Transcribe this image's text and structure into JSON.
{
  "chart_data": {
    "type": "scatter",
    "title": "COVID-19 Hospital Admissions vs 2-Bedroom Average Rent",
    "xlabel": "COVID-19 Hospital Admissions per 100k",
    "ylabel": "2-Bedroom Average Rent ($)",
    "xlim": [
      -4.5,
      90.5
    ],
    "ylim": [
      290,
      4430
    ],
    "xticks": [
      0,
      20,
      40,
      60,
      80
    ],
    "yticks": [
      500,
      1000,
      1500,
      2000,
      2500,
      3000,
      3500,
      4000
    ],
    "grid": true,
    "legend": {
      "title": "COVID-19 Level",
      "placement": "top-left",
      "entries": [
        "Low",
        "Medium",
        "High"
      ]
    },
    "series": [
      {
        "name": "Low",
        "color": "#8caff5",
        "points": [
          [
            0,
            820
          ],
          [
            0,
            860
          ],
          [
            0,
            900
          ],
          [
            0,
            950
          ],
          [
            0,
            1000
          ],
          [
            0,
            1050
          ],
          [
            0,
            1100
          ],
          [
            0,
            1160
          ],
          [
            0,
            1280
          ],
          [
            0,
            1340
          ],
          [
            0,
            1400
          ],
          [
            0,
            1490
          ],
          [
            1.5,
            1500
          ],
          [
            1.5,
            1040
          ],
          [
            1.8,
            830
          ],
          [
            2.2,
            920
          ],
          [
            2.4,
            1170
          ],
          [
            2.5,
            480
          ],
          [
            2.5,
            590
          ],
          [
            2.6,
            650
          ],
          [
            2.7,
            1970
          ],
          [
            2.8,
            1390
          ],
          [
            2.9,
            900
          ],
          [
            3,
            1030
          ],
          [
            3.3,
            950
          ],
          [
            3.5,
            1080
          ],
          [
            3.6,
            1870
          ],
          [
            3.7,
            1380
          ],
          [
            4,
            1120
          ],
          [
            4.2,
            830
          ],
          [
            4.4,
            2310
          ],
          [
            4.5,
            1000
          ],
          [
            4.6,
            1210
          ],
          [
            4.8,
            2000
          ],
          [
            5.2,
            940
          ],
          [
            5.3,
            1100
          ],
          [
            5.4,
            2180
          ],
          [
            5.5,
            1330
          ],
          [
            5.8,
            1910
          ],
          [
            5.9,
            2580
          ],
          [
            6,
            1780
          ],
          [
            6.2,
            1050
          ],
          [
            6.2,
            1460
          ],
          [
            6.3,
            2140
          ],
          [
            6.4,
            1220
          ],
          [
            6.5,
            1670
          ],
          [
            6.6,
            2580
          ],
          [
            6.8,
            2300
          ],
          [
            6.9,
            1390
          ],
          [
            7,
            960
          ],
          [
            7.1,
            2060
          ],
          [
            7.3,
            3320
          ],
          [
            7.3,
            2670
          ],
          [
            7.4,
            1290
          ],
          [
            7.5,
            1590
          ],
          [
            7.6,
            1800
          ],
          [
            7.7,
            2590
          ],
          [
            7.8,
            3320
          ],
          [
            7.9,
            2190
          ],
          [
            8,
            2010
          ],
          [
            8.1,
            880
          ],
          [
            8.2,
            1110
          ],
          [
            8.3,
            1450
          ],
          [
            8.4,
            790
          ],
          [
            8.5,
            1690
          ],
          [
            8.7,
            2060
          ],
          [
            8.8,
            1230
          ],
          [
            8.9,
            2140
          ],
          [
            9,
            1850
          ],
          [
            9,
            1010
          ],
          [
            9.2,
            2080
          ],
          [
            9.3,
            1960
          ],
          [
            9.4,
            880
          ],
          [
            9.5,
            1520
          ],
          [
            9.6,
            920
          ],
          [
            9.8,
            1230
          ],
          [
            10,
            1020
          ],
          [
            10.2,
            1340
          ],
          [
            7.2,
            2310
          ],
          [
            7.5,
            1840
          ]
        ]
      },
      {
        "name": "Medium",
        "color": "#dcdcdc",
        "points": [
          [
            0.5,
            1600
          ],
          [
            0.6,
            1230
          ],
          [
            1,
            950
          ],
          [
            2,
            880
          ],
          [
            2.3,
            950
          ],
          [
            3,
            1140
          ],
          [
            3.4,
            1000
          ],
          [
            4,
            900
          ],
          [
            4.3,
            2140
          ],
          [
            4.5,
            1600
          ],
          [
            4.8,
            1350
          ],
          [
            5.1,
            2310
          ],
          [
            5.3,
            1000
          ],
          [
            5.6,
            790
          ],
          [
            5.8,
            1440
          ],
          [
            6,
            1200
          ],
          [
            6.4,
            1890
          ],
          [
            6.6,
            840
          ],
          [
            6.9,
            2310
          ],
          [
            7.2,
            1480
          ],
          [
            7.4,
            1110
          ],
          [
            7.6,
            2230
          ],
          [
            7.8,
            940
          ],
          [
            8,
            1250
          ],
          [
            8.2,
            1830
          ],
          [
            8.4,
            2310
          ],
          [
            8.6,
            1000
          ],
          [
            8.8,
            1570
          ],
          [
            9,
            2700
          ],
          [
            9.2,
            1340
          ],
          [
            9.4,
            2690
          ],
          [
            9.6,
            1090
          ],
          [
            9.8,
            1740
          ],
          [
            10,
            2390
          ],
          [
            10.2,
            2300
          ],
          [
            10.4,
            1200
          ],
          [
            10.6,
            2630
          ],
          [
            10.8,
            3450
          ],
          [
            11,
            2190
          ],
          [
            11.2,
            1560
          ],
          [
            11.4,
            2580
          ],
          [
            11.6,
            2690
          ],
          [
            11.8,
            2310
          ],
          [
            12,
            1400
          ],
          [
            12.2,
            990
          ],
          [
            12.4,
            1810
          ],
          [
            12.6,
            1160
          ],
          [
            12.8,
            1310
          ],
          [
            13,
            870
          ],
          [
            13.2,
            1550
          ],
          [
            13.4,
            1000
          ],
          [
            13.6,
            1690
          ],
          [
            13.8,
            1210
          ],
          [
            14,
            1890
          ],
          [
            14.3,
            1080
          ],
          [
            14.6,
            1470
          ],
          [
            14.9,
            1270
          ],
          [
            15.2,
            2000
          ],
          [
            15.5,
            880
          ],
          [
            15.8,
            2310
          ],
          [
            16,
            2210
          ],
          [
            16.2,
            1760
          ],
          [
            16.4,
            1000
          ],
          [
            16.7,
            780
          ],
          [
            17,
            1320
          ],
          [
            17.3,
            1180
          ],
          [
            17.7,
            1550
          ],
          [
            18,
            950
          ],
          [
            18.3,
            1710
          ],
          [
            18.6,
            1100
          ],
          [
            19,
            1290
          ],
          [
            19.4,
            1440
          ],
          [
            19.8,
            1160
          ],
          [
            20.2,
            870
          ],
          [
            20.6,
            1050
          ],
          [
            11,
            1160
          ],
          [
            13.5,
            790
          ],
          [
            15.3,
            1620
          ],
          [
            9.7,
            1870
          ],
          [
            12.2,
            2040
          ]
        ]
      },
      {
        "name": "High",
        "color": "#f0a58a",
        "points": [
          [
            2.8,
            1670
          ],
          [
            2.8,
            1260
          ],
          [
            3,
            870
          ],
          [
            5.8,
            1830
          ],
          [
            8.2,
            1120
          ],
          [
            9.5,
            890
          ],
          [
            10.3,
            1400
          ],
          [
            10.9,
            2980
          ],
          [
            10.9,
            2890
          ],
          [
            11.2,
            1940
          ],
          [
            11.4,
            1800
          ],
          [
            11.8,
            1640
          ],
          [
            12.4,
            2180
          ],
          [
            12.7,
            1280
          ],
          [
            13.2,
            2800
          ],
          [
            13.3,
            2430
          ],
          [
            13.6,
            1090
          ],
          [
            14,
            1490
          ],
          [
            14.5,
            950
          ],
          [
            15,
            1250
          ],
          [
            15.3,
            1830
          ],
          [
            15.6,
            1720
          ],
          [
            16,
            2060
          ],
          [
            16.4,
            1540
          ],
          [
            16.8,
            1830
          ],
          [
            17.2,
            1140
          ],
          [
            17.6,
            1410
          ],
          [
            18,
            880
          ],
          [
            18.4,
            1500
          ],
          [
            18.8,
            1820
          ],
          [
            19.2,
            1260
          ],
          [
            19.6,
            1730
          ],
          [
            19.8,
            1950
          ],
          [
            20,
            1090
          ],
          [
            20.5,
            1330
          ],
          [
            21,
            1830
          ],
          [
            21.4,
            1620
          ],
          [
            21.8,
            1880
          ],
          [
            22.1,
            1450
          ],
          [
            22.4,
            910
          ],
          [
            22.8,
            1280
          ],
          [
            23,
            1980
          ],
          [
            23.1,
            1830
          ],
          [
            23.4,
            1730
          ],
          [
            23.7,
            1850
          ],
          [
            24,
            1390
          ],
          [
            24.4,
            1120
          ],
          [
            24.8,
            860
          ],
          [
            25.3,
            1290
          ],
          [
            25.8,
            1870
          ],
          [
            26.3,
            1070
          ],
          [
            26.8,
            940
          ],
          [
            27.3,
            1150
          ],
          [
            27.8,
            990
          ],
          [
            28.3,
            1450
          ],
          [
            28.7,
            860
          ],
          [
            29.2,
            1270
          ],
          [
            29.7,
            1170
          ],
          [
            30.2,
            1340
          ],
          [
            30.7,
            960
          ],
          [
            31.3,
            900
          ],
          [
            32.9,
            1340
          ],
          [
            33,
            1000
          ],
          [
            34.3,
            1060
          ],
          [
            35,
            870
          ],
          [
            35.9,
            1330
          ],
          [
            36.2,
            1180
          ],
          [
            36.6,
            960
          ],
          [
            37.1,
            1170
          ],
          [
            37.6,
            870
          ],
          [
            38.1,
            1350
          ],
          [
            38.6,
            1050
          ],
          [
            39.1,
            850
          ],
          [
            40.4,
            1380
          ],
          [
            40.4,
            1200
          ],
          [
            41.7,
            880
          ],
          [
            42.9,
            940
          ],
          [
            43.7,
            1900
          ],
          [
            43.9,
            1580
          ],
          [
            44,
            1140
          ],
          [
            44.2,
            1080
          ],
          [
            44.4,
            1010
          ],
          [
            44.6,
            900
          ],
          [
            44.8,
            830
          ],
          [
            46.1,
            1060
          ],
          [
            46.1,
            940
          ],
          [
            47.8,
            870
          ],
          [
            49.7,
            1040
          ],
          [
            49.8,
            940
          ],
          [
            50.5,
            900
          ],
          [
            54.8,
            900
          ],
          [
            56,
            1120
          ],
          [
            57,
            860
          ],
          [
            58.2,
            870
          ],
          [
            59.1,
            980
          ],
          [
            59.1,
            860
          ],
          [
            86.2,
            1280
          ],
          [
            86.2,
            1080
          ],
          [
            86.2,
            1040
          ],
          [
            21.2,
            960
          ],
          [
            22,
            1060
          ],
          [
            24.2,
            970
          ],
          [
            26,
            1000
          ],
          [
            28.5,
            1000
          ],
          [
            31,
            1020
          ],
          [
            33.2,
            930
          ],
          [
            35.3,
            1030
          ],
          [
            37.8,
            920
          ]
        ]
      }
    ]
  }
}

Your instructions: Go through the records above and copy every line with the word "color".

Right answer:
        "color": "#8caff5",
        "color": "#dcdcdc",
        "color": "#f0a58a",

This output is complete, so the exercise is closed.